Set task. Each line of the material below should be reproduced exactly.

Entries provided.
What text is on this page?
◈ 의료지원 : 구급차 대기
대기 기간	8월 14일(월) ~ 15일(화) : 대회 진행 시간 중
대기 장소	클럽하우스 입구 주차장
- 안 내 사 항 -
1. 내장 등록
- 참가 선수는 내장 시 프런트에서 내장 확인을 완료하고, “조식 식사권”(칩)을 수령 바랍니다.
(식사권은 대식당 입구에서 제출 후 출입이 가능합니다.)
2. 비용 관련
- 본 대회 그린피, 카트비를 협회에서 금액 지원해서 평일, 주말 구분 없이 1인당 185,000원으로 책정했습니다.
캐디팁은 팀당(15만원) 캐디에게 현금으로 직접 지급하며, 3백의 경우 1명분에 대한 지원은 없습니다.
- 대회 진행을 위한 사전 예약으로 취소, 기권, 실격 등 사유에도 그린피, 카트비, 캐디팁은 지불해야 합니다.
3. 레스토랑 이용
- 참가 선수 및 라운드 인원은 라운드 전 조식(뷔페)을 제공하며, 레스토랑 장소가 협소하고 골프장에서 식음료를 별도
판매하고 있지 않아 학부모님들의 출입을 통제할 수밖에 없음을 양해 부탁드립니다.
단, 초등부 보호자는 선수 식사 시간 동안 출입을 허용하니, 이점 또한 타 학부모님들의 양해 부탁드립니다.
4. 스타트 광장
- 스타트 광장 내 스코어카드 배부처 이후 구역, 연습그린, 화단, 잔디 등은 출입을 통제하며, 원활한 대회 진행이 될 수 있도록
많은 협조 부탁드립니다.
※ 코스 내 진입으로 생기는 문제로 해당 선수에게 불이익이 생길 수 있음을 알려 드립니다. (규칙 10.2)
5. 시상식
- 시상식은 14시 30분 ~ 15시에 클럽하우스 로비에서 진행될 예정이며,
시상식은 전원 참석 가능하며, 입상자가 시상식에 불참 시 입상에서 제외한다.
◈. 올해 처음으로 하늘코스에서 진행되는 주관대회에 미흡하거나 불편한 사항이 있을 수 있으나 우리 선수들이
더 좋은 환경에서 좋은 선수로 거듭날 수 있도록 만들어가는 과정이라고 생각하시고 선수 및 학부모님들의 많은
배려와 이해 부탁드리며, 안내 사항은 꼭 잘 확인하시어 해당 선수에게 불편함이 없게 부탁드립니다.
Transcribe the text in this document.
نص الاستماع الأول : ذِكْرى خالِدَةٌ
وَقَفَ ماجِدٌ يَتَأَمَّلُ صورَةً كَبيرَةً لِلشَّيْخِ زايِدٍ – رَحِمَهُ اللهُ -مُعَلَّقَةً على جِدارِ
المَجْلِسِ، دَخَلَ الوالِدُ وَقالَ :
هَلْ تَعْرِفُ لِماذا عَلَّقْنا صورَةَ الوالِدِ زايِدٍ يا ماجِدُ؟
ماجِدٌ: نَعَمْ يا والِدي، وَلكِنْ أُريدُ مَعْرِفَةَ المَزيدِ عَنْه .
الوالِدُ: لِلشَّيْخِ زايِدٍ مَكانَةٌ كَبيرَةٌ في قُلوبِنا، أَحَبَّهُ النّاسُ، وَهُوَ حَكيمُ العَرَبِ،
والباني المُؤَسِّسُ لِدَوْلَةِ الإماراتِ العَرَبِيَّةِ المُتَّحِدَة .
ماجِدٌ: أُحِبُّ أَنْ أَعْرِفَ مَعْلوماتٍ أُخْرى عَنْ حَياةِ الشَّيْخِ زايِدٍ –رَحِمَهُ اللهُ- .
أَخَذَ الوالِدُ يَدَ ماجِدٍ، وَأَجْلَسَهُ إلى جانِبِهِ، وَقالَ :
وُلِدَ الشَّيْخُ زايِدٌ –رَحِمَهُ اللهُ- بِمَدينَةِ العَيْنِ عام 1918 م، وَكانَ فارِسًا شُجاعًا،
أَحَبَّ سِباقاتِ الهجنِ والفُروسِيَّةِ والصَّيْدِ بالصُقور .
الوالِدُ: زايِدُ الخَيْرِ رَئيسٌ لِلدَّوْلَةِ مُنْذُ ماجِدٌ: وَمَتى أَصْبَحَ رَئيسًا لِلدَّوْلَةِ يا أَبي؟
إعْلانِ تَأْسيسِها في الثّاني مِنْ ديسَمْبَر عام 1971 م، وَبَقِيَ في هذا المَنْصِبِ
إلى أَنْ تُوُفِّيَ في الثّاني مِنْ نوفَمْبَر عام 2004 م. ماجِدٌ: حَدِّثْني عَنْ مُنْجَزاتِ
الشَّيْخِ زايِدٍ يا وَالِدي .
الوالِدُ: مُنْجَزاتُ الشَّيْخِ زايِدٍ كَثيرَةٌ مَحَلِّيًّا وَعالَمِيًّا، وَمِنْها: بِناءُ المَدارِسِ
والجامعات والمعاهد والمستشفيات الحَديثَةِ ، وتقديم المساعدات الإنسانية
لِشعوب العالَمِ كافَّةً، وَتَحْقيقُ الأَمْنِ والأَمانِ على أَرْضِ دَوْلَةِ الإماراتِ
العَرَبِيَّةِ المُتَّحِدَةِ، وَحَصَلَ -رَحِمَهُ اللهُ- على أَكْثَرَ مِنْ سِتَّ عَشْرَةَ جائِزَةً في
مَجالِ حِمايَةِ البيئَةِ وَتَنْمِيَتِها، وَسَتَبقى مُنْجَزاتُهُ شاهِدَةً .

Exercise result.
What text is on this page?
◈ 의료지원 : 구급차 대기
대기 기간	8월 14일(월) ~ 15일(화) : 대회 진행 시간 중
대기 장소	클럽하우스 입구 주차장
- 안 내 사 항 -
1. 내장 등록
- 참가 선수는 내장 시 프런트에서 내장 확인을 완료하고, “조식 식사권”(칩)을 수령 바랍니다.
(식사권은 대식당 입구에서 제출 후 출입이 가능합니다.)
2. 비용 관련
- 본 대회 그린피, 카트비를 협회에서 금액 지원해서 평일, 주말 구분 없이 1인당 185,000원으로 책정했습니다.
캐디팁은 팀당(15만원) 캐디에게 현금으로 직접 지급하며, 3백의 경우 1명분에 대한 지원은 없습니다.
- 대회 진행을 위한 사전 예약으로 취소, 기권, 실격 등 사유에도 그린피, 카트비, 캐디팁은 지불해야 합니다.
3. 레스토랑 이용
- 참가 선수 및 라운드 인원은 라운드 전 조식(뷔페)을 제공하며, 레스토랑 장소가 협소하고 골프장에서 식음료를 별도
판매하고 있지 않아 학부모님들의 출입을 통제할 수밖에 없음을 양해 부탁드립니다.
단, 초등부 보호자는 선수 식사 시간 동안 출입을 허용하니, 이점 또한 타 학부모님들의 양해 부탁드립니다.
4. 스타트 광장
- 스타트 광장 내 스코어카드 배부처 이후 구역, 연습그린, 화단, 잔디 등은 출입을 통제하며, 원활한 대회 진행이 될 수 있도록
많은 협조 부탁드립니다.
※ 코스 내 진입으로 생기는 문제로 해당 선수에게 불이익이 생길 수 있음을 알려 드립니다. (규칙 10.2)
5. 시상식
- 시상식은 14시 30분 ~ 15시에 클럽하우스 로비에서 진행될 예정이며,
시상식은 전원 참석 가능하며, 입상자가 시상식에 불참 시 입상에서 제외한다.
◈. 올해 처음으로 하늘코스에서 진행되는 주관대회에 미흡하거나 불편한 사항이 있을 수 있으나 우리 선수들이
더 좋은 환경에서 좋은 선수로 거듭날 수 있도록 만들어가는 과정이라고 생각하시고 선수 및 학부모님들의 많은
배려와 이해 부탁드리며, 안내 사항은 꼭 잘 확인하시어 해당 선수에게 불편함이 없게 부탁드립니다.
Transcribe the text in this document.
نص الاستماع الأول : ذِكْرى خالِدَةٌ
وَقَفَ ماجِدٌ يَتَأَمَّلُ صورَةً كَبيرَةً لِلشَّيْخِ زايِدٍ – رَحِمَهُ اللهُ -مُعَلَّقَةً على جِدارِ
المَجْلِسِ، دَخَلَ الوالِدُ وَقالَ :
هَلْ تَعْرِفُ لِماذا عَلَّقْنا صورَةَ الوالِدِ زايِدٍ يا ماجِدُ؟
ماجِدٌ: نَعَمْ يا والِدي، وَلكِنْ أُريدُ مَعْرِفَةَ المَزيدِ عَنْه .
الوالِدُ: لِلشَّيْخِ زايِدٍ مَكانَةٌ كَبيرَةٌ في قُلوبِنا، أَحَبَّهُ النّاسُ، وَهُوَ حَكيمُ العَرَبِ،
والباني المُؤَسِّسُ لِدَوْلَةِ الإماراتِ العَرَبِيَّةِ المُتَّحِدَة .
ماجِدٌ: أُحِبُّ أَنْ أَعْرِفَ مَعْلوماتٍ أُخْرى عَنْ حَياةِ الشَّيْخِ زايِدٍ –رَحِمَهُ اللهُ- .
أَخَذَ الوالِدُ يَدَ ماجِدٍ، وَأَجْلَسَهُ إلى جانِبِهِ، وَقالَ :
وُلِدَ الشَّيْخُ زايِدٌ –رَحِمَهُ اللهُ- بِمَدينَةِ العَيْنِ عام 1918 م، وَكانَ فارِسًا شُجاعًا،
أَحَبَّ سِباقاتِ الهجنِ والفُروسِيَّةِ والصَّيْدِ بالصُقور .
الوالِدُ: زايِدُ الخَيْرِ رَئيسٌ لِلدَّوْلَةِ مُنْذُ ماجِدٌ: وَمَتى أَصْبَحَ رَئيسًا لِلدَّوْلَةِ يا أَبي؟
إعْلانِ تَأْسيسِها في الثّاني مِنْ ديسَمْبَر عام 1971 م، وَبَقِيَ في هذا المَنْصِبِ
إلى أَنْ تُوُفِّيَ في الثّاني مِنْ نوفَمْبَر عام 2004 م. ماجِدٌ: حَدِّثْني عَنْ مُنْجَزاتِ
الشَّيْخِ زايِدٍ يا وَالِدي .
الوالِدُ: مُنْجَزاتُ الشَّيْخِ زايِدٍ كَثيرَةٌ مَحَلِّيًّا وَعالَمِيًّا، وَمِنْها: بِناءُ المَدارِسِ
والجامعات والمعاهد والمستشفيات الحَديثَةِ ، وتقديم المساعدات الإنسانية
لِشعوب العالَمِ كافَّةً، وَتَحْقيقُ الأَمْنِ والأَمانِ على أَرْضِ دَوْلَةِ الإماراتِ
العَرَبِيَّةِ المُتَّحِدَةِ، وَحَصَلَ -رَحِمَهُ اللهُ- على أَكْثَرَ مِنْ سِتَّ عَشْرَةَ جائِزَةً في
مَجالِ حِمايَةِ البيئَةِ وَتَنْمِيَتِها، وَسَتَبقى مُنْجَزاتُهُ شاهِدَةً .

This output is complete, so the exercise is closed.